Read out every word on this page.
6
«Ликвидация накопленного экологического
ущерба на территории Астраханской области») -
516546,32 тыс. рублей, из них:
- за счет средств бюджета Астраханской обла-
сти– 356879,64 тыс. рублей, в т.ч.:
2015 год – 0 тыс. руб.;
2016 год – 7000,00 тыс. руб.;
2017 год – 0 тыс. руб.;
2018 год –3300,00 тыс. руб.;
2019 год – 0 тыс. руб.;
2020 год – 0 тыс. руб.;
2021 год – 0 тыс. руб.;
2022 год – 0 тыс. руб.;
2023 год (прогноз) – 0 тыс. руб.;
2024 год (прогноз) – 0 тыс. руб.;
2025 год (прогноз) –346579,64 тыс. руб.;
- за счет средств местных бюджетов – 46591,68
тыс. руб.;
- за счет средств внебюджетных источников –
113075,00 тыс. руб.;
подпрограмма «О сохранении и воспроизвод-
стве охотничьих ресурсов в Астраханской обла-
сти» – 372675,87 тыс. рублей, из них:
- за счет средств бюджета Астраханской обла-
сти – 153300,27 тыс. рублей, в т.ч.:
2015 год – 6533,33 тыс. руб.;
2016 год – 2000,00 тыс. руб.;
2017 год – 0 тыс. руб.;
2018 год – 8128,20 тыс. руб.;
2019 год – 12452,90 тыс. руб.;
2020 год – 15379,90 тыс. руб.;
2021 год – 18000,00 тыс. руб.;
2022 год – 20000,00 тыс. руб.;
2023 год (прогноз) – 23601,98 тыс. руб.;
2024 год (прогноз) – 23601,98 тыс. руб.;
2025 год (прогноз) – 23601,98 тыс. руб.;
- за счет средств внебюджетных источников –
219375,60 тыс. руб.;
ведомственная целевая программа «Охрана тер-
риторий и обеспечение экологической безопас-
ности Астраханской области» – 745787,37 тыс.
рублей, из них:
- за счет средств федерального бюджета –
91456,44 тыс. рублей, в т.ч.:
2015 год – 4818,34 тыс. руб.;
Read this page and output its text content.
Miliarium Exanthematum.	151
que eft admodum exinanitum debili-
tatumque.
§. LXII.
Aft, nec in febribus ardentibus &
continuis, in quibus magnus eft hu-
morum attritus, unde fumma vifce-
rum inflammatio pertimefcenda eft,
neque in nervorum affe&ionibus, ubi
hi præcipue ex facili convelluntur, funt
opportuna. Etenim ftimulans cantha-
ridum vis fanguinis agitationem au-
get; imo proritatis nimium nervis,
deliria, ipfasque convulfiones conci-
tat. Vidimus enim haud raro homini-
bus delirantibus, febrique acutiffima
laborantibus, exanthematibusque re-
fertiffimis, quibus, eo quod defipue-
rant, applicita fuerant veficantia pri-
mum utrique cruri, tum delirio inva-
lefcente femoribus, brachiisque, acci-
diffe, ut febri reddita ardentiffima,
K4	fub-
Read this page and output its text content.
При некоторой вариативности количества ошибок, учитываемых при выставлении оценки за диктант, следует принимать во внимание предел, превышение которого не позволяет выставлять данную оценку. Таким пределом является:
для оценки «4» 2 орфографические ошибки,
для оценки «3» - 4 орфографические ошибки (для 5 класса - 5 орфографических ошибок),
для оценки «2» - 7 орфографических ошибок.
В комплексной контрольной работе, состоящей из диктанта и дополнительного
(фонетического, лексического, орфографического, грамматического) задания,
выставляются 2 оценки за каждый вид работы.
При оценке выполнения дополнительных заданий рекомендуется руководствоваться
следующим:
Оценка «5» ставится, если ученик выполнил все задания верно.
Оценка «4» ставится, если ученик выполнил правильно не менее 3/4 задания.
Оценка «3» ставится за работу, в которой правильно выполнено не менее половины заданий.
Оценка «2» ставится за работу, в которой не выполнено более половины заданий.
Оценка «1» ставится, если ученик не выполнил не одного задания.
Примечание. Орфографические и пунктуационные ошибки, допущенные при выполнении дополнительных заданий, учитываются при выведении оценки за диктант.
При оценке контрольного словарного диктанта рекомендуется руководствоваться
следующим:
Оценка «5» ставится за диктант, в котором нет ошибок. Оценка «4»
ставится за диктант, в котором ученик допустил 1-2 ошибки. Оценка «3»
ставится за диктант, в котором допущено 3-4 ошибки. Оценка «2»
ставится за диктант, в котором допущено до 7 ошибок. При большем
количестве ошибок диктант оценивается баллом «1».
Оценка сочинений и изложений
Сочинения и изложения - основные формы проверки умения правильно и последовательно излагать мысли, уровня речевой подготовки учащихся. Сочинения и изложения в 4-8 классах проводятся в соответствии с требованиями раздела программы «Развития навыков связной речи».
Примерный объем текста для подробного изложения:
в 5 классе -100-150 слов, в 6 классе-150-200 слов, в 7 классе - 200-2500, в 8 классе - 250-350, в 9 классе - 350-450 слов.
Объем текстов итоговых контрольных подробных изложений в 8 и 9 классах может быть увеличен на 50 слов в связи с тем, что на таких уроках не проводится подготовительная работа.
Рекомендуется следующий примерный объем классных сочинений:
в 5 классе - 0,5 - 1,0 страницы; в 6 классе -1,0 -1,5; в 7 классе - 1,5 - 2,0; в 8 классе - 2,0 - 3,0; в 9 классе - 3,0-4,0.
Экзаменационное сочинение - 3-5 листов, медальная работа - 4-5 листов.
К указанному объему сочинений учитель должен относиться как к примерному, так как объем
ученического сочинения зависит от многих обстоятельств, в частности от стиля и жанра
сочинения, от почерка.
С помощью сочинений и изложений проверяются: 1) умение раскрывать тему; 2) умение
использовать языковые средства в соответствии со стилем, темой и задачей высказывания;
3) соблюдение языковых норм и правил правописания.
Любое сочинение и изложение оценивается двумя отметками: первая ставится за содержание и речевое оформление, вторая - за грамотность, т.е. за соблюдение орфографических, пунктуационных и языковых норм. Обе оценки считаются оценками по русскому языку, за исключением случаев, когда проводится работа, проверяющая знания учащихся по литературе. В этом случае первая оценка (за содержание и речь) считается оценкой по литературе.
□ □ □ □ □ □ □
## Exercise
Reproduce the material verbatim, line by line.

## Task response
Read out every word on this page.
6
«Ликвидация накопленного экологического
ущерба на территории Астраханской области») -
516546,32 тыс. рублей, из них:
- за счет средств бюджета Астраханской обла-
сти– 356879,64 тыс. рублей, в т.ч.:
2015 год – 0 тыс. руб.;
2016 год – 7000,00 тыс. руб.;
2017 год – 0 тыс. руб.;
2018 год –3300,00 тыс. руб.;
2019 год – 0 тыс. руб.;
2020 год – 0 тыс. руб.;
2021 год – 0 тыс. руб.;
2022 год – 0 тыс. руб.;
2023 год (прогноз) – 0 тыс. руб.;
2024 год (прогноз) – 0 тыс. руб.;
2025 год (прогноз) –346579,64 тыс. руб.;
- за счет средств местных бюджетов – 46591,68
тыс. руб.;
- за счет средств внебюджетных источников –
113075,00 тыс. руб.;
подпрограмма «О сохранении и воспроизвод-
стве охотничьих ресурсов в Астраханской обла-
сти» – 372675,87 тыс. рублей, из них:
- за счет средств бюджета Астраханской обла-
сти – 153300,27 тыс. рублей, в т.ч.:
2015 год – 6533,33 тыс. руб.;
2016 год – 2000,00 тыс. руб.;
2017 год – 0 тыс. руб.;
2018 год – 8128,20 тыс. руб.;
2019 год – 12452,90 тыс. руб.;
2020 год – 15379,90 тыс. руб.;
2021 год – 18000,00 тыс. руб.;
2022 год – 20000,00 тыс. руб.;
2023 год (прогноз) – 23601,98 тыс. руб.;
2024 год (прогноз) – 23601,98 тыс. руб.;
2025 год (прогноз) – 23601,98 тыс. руб.;
- за счет средств внебюджетных источников –
219375,60 тыс. руб.;
ведомственная целевая программа «Охрана тер-
риторий и обеспечение экологической безопас-
ности Астраханской области» – 745787,37 тыс.
рублей, из них:
- за счет средств федерального бюджета –
91456,44 тыс. рублей, в т.ч.:
2015 год – 4818,34 тыс. руб.;
Read this page and output its text content.
Miliarium Exanthematum.	151
que eft admodum exinanitum debili-
tatumque.
§. LXII.
Aft, nec in febribus ardentibus &
continuis, in quibus magnus eft hu-
morum attritus, unde fumma vifce-
rum inflammatio pertimefcenda eft,
neque in nervorum affe&ionibus, ubi
hi præcipue ex facili convelluntur, funt
opportuna. Etenim ftimulans cantha-
ridum vis fanguinis agitationem au-
get; imo proritatis nimium nervis,
deliria, ipfasque convulfiones conci-
tat. Vidimus enim haud raro homini-
bus delirantibus, febrique acutiffima
laborantibus, exanthematibusque re-
fertiffimis, quibus, eo quod defipue-
rant, applicita fuerant veficantia pri-
mum utrique cruri, tum delirio inva-
lefcente femoribus, brachiisque, acci-
diffe, ut febri reddita ardentiffima,
K4	fub-
Read this page and output its text content.
При некоторой вариативности количества ошибок, учитываемых при выставлении оценки за диктант, следует принимать во внимание предел, превышение которого не позволяет выставлять данную оценку. Таким пределом является:
для оценки «4» 2 орфографические ошибки,
для оценки «3» - 4 орфографические ошибки (для 5 класса - 5 орфографических ошибок),
для оценки «2» - 7 орфографических ошибок.
В комплексной контрольной работе, состоящей из диктанта и дополнительного
(фонетического, лексического, орфографического, грамматического) задания,
выставляются 2 оценки за каждый вид работы.
При оценке выполнения дополнительных заданий рекомендуется руководствоваться
следующим:
Оценка «5» ставится, если ученик выполнил все задания верно.
Оценка «4» ставится, если ученик выполнил правильно не менее 3/4 задания.
Оценка «3» ставится за работу, в которой правильно выполнено не менее половины заданий.
Оценка «2» ставится за работу, в которой не выполнено более половины заданий.
Оценка «1» ставится, если ученик не выполнил не одного задания.
Примечание. Орфографические и пунктуационные ошибки, допущенные при выполнении дополнительных заданий, учитываются при выведении оценки за диктант.
При оценке контрольного словарного диктанта рекомендуется руководствоваться
следующим:
Оценка «5» ставится за диктант, в котором нет ошибок. Оценка «4»
ставится за диктант, в котором ученик допустил 1-2 ошибки. Оценка «3»
ставится за диктант, в котором допущено 3-4 ошибки. Оценка «2»
ставится за диктант, в котором допущено до 7 ошибок. При большем
количестве ошибок диктант оценивается баллом «1».
Оценка сочинений и изложений
Сочинения и изложения - основные формы проверки умения правильно и последовательно излагать мысли, уровня речевой подготовки учащихся. Сочинения и изложения в 4-8 классах проводятся в соответствии с требованиями раздела программы «Развития навыков связной речи».
Примерный объем текста для подробного изложения:
в 5 классе -100-150 слов, в 6 классе-150-200 слов, в 7 классе - 200-2500, в 8 классе - 250-350, в 9 классе - 350-450 слов.
Объем текстов итоговых контрольных подробных изложений в 8 и 9 классах может быть увеличен на 50 слов в связи с тем, что на таких уроках не проводится подготовительная работа.
Рекомендуется следующий примерный объем классных сочинений:
в 5 классе - 0,5 - 1,0 страницы; в 6 классе -1,0 -1,5; в 7 классе - 1,5 - 2,0; в 8 классе - 2,0 - 3,0; в 9 классе - 3,0-4,0.
Экзаменационное сочинение - 3-5 листов, медальная работа - 4-5 листов.
К указанному объему сочинений учитель должен относиться как к примерному, так как объем
ученического сочинения зависит от многих обстоятельств, в частности от стиля и жанра
сочинения, от почерка.
С помощью сочинений и изложений проверяются: 1) умение раскрывать тему; 2) умение
использовать языковые средства в соответствии со стилем, темой и задачей высказывания;
3) соблюдение языковых норм и правил правописания.
Любое сочинение и изложение оценивается двумя отметками: первая ставится за содержание и речевое оформление, вторая - за грамотность, т.е. за соблюдение орфографических, пунктуационных и языковых норм. Обе оценки считаются оценками по русскому языку, за исключением случаев, когда проводится работа, проверяющая знания учащихся по литературе. В этом случае первая оценка (за содержание и речь) считается оценкой по литературе.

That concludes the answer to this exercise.